* start Records provided *

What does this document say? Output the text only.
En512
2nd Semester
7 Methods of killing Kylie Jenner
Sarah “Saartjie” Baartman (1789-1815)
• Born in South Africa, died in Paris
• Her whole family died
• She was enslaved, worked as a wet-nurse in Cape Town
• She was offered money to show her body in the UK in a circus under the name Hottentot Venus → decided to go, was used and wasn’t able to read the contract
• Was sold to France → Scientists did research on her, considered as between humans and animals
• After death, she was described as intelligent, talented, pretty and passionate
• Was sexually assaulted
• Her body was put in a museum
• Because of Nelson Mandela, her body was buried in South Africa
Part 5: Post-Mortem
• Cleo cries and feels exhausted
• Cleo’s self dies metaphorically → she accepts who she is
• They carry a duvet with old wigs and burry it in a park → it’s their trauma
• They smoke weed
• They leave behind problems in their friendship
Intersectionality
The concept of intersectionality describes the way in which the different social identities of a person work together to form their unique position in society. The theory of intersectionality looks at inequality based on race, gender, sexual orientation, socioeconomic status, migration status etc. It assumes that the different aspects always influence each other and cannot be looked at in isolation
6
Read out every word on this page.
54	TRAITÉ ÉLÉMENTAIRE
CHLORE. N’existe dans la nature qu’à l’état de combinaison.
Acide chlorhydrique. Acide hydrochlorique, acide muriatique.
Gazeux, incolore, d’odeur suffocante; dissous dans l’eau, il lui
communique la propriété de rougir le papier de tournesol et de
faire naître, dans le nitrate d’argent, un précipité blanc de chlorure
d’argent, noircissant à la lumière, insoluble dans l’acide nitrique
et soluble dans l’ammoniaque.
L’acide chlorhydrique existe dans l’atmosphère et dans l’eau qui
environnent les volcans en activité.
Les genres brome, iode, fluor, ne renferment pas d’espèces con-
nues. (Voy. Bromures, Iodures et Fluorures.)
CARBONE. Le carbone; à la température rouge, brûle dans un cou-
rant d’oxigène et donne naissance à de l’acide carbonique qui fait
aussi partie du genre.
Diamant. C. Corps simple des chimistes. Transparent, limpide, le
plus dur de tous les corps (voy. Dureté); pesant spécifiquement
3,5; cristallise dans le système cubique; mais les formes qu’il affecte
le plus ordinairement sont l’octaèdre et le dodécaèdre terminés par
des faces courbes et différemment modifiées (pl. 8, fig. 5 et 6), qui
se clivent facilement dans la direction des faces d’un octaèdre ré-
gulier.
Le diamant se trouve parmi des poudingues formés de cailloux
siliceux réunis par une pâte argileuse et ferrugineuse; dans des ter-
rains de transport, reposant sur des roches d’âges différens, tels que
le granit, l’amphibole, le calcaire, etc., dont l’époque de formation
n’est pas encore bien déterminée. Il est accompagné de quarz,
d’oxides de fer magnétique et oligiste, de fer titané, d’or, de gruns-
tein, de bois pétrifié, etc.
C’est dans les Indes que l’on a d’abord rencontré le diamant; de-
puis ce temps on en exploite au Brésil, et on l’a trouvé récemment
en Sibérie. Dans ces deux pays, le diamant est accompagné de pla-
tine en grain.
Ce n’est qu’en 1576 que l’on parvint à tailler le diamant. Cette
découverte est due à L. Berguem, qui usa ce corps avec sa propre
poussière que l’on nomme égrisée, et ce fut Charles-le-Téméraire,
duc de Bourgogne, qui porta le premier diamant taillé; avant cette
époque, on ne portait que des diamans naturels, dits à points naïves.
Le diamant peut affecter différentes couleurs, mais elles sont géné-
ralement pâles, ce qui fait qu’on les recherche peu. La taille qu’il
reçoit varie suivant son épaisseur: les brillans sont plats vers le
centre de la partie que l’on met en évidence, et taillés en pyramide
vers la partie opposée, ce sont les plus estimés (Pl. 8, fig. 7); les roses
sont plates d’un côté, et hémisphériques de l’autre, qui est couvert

* end Records provided *

_Written task_
Each line of the material above needs to be quoted exactly, please.

_Response for this exercise_
What does this document say? Output the text only.
En512
2nd Semester
7 Methods of killing Kylie Jenner
Sarah “Saartjie” Baartman (1789-1815)
• Born in South Africa, died in Paris
• Her whole family died
• She was enslaved, worked as a wet-nurse in Cape Town
• She was offered money to show her body in the UK in a circus under the name Hottentot Venus → decided to go, was used and wasn’t able to read the contract
• Was sold to France → Scientists did research on her, considered as between humans and animals
• After death, she was described as intelligent, talented, pretty and passionate
• Was sexually assaulted
• Her body was put in a museum
• Because of Nelson Mandela, her body was buried in South Africa
Part 5: Post-Mortem
• Cleo cries and feels exhausted
• Cleo’s self dies metaphorically → she accepts who she is
• They carry a duvet with old wigs and burry it in a park → it’s their trauma
• They smoke weed
• They leave behind problems in their friendship
Intersectionality
The concept of intersectionality describes the way in which the different social identities of a person work together to form their unique position in society. The theory of intersectionality looks at inequality based on race, gender, sexual orientation, socioeconomic status, migration status etc. It assumes that the different aspects always influence each other and cannot be looked at in isolation
6
Read out every word on this page.
54	TRAITÉ ÉLÉMENTAIRE
CHLORE. N’existe dans la nature qu’à l’état de combinaison.
Acide chlorhydrique. Acide hydrochlorique, acide muriatique.
Gazeux, incolore, d’odeur suffocante; dissous dans l’eau, il lui
communique la propriété de rougir le papier de tournesol et de
faire naître, dans le nitrate d’argent, un précipité blanc de chlorure
d’argent, noircissant à la lumière, insoluble dans l’acide nitrique
et soluble dans l’ammoniaque.
L’acide chlorhydrique existe dans l’atmosphère et dans l’eau qui
environnent les volcans en activité.
Les genres brome, iode, fluor, ne renferment pas d’espèces con-
nues. (Voy. Bromures, Iodures et Fluorures.)
CARBONE. Le carbone; à la température rouge, brûle dans un cou-
rant d’oxigène et donne naissance à de l’acide carbonique qui fait
aussi partie du genre.
Diamant. C. Corps simple des chimistes. Transparent, limpide, le
plus dur de tous les corps (voy. Dureté); pesant spécifiquement
3,5; cristallise dans le système cubique; mais les formes qu’il affecte
le plus ordinairement sont l’octaèdre et le dodécaèdre terminés par
des faces courbes et différemment modifiées (pl. 8, fig. 5 et 6), qui
se clivent facilement dans la direction des faces d’un octaèdre ré-
gulier.
Le diamant se trouve parmi des poudingues formés de cailloux
siliceux réunis par une pâte argileuse et ferrugineuse; dans des ter-
rains de transport, reposant sur des roches d’âges différens, tels que
le granit, l’amphibole, le calcaire, etc., dont l’époque de formation
n’est pas encore bien déterminée. Il est accompagné de quarz,
d’oxides de fer magnétique et oligiste, de fer titané, d’or, de gruns-
tein, de bois pétrifié, etc.
C’est dans les Indes que l’on a d’abord rencontré le diamant; de-
puis ce temps on en exploite au Brésil, et on l’a trouvé récemment
en Sibérie. Dans ces deux pays, le diamant est accompagné de pla-
tine en grain.
Ce n’est qu’en 1576 que l’on parvint à tailler le diamant. Cette
découverte est due à L. Berguem, qui usa ce corps avec sa propre
poussière que l’on nomme égrisée, et ce fut Charles-le-Téméraire,
duc de Bourgogne, qui porta le premier diamant taillé; avant cette
époque, on ne portait que des diamans naturels, dits à points naïves.
Le diamant peut affecter différentes couleurs, mais elles sont géné-
ralement pâles, ce qui fait qu’on les recherche peu. La taille qu’il
reçoit varie suivant son épaisseur: les brillans sont plats vers le
centre de la partie que l’on met en évidence, et taillés en pyramide
vers la partie opposée, ce sont les plus estimés (Pl. 8, fig. 7); les roses
sont plates d’un côté, et hémisphériques de l’autre, qui est couvert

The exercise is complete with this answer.